» AUFGABE
Führe den Text zum Vertragsschluss im OR im selben Stil fort und setze direkt nach seinem letzten Satz an.

» DOKUMENTAUSZUG

* * *

Vertragsschluss
Voraussetzungen eines Vertragsschlusses im OR
- Übereinstimmende Willenserklärungen der Parteien (Antrag – Annahme, Art. 3-6 OR)
- Handlungs- und Geschäftswille (Bewusstsein zu handeln, Wille eine rechtliche Bindung einzugehen)
- Kein rechtzeitiger Widerruf einer der Vertragsschlusserklärungen nach Art. 9 OR
- Konsens der Parteien (Vertrauensprinzip Mindestinhalt des Konsenses= negotii essentialia)
1. Übereinstimmende Willenserklärungen
Antrag (Erste Willenserklärung)
Ein Antrag ist eine empfangsbedürftige Willenserklärung, durch die der Antragsteller einer anderen Person den Abschluss eines Vertrages so anträgt, dass der Vertragsschluss nur noch von deren Einverständnis abhängt.

* * *

» EXTRAHIERTES MATERIAL
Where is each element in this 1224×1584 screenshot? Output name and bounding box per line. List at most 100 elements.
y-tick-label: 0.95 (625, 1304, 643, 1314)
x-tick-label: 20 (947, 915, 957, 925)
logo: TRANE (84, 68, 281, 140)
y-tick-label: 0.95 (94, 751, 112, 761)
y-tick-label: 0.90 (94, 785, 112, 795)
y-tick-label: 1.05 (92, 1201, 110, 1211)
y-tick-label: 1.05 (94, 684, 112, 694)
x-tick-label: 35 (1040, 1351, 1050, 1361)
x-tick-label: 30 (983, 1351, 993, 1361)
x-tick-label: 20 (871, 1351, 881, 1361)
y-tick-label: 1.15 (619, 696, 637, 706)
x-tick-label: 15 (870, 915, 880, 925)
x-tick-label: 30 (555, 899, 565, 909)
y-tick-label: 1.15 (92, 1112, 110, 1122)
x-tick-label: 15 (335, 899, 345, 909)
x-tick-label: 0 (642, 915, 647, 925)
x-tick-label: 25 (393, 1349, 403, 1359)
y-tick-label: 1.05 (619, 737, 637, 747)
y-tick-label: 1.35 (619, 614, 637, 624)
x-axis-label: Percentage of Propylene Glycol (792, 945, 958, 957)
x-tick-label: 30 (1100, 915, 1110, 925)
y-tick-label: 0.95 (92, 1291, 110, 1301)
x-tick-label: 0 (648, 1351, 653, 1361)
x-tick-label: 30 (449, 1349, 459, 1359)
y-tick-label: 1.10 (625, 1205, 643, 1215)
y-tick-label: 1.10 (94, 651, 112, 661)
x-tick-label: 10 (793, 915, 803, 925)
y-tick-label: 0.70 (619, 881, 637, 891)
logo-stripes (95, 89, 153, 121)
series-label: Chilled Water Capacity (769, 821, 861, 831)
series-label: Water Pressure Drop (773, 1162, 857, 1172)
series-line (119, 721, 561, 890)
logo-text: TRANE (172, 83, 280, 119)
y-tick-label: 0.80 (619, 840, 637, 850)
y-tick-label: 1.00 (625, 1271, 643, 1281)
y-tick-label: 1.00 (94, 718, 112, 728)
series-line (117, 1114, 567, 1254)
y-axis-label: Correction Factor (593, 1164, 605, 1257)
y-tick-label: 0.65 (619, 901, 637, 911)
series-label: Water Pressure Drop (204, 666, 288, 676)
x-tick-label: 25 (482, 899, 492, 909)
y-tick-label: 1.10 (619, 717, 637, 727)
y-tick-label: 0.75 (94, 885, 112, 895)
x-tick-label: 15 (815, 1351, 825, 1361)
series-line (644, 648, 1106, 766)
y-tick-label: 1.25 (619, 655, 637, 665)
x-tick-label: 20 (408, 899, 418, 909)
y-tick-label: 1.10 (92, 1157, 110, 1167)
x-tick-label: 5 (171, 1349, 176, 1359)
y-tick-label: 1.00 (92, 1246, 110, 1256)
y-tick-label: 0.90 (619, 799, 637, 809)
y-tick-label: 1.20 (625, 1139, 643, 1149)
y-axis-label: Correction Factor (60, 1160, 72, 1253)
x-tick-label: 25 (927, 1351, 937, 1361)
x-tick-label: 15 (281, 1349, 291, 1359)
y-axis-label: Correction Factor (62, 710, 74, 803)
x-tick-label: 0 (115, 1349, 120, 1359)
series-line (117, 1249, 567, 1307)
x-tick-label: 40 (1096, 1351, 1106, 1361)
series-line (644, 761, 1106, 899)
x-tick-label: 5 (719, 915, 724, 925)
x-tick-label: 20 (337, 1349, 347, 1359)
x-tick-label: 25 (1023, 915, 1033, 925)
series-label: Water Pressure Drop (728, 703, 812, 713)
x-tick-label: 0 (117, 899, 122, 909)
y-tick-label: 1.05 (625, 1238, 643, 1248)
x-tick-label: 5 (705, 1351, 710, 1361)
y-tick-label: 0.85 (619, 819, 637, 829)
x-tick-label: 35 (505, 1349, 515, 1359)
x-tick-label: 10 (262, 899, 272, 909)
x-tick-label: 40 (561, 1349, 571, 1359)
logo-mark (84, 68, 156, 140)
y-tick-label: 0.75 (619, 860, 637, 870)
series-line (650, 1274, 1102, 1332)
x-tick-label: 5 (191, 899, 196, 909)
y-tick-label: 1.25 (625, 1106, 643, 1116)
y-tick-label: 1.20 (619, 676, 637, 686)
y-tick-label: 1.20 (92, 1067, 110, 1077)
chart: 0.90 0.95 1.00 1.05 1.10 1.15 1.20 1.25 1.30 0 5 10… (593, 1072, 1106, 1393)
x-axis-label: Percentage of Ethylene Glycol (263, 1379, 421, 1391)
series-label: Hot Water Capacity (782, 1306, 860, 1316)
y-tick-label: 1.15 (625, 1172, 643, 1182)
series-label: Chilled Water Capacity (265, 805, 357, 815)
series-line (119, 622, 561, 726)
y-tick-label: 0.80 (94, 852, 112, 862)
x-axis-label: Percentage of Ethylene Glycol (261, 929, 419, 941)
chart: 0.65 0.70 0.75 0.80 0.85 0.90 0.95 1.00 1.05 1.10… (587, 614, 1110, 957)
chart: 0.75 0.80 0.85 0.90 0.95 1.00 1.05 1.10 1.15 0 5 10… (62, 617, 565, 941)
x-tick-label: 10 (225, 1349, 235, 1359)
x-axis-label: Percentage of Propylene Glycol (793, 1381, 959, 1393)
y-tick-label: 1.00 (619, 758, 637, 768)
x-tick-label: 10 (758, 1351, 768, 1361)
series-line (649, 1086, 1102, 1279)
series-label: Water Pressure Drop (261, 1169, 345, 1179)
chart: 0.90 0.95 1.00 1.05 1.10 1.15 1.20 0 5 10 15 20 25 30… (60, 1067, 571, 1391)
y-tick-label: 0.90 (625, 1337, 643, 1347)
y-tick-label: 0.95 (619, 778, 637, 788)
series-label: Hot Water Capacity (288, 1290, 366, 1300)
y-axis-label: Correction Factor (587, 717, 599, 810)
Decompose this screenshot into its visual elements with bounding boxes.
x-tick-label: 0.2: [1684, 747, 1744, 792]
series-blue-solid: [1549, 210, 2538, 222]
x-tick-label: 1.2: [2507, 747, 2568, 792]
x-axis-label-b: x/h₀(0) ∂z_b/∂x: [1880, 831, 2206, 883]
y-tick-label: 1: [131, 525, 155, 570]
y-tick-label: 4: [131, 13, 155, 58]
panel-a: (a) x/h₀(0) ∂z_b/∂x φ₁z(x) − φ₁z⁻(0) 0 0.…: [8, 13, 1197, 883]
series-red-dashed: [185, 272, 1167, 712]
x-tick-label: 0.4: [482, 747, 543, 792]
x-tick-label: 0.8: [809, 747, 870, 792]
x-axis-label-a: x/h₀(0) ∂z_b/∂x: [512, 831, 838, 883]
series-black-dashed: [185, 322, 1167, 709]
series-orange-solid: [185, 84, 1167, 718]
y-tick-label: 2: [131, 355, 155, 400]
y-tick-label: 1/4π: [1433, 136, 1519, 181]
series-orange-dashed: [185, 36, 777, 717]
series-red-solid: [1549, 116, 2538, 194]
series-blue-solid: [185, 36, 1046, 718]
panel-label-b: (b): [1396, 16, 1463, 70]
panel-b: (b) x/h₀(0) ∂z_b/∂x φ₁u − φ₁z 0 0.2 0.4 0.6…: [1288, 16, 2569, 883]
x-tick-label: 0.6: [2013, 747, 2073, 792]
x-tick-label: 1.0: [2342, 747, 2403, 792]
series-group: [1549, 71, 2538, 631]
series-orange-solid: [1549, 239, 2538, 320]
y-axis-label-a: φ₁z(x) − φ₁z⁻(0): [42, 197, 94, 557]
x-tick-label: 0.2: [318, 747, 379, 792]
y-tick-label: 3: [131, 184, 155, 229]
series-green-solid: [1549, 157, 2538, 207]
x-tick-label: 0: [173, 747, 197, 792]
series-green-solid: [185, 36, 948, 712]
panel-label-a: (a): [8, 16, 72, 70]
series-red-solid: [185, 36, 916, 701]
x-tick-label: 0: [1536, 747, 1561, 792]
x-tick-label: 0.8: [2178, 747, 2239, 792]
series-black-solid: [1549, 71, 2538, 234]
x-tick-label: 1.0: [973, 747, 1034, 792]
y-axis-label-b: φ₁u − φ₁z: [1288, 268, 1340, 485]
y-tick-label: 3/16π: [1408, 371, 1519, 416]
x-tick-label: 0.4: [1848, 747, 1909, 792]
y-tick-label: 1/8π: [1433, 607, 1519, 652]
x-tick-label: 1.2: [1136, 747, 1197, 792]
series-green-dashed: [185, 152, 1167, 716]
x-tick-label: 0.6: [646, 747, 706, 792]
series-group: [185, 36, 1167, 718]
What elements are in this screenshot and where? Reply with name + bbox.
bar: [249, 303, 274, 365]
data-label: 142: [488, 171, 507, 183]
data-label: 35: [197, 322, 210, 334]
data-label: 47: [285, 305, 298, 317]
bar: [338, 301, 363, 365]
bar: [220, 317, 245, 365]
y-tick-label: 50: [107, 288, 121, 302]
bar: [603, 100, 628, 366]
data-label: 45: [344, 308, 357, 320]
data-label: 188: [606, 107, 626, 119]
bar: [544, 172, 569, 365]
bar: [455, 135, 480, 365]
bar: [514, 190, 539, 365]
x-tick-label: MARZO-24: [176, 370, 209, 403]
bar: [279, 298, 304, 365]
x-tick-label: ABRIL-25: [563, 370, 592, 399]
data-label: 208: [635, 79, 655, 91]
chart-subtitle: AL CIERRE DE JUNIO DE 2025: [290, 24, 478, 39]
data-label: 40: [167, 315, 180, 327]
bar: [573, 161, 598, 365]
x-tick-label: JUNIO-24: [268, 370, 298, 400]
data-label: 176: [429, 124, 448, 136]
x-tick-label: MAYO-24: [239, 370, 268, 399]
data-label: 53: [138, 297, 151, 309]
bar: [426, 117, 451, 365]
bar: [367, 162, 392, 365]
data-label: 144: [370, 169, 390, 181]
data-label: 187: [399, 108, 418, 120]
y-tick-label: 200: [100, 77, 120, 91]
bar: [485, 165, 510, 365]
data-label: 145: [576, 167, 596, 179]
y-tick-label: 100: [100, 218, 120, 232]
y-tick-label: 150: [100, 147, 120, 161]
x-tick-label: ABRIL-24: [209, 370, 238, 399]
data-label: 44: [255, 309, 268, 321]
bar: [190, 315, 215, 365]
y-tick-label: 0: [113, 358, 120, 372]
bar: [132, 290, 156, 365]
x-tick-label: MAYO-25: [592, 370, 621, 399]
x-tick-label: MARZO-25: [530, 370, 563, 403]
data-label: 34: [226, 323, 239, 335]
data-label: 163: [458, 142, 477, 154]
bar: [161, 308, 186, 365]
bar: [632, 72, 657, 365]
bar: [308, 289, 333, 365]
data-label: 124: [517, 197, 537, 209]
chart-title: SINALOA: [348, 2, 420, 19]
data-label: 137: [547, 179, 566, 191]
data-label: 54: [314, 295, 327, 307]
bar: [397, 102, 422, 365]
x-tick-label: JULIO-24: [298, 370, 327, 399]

* * *

» ANTWORT
Dafür muss der Mindestinhalt des Konsenses (essentialia negotii) klargestellt sein (z.B. Kaufvertrag, Parteirollen (Käufer oder Verkäufer) Leistung und Gegenleistung).
Antrag setzt neben Handlungswillen auch Geschäftswille des Antragstellers voraus.
Kein Geschäftswille und somit kein Antrag bei z.B.:
- Letter of intent (nur Bereitschaft mit Verhandlungen anzufangen)
- Invitatio at offerendum (blosse Aufforderung Angebote zu machen)
Annahme (Zweite Willenserklärung)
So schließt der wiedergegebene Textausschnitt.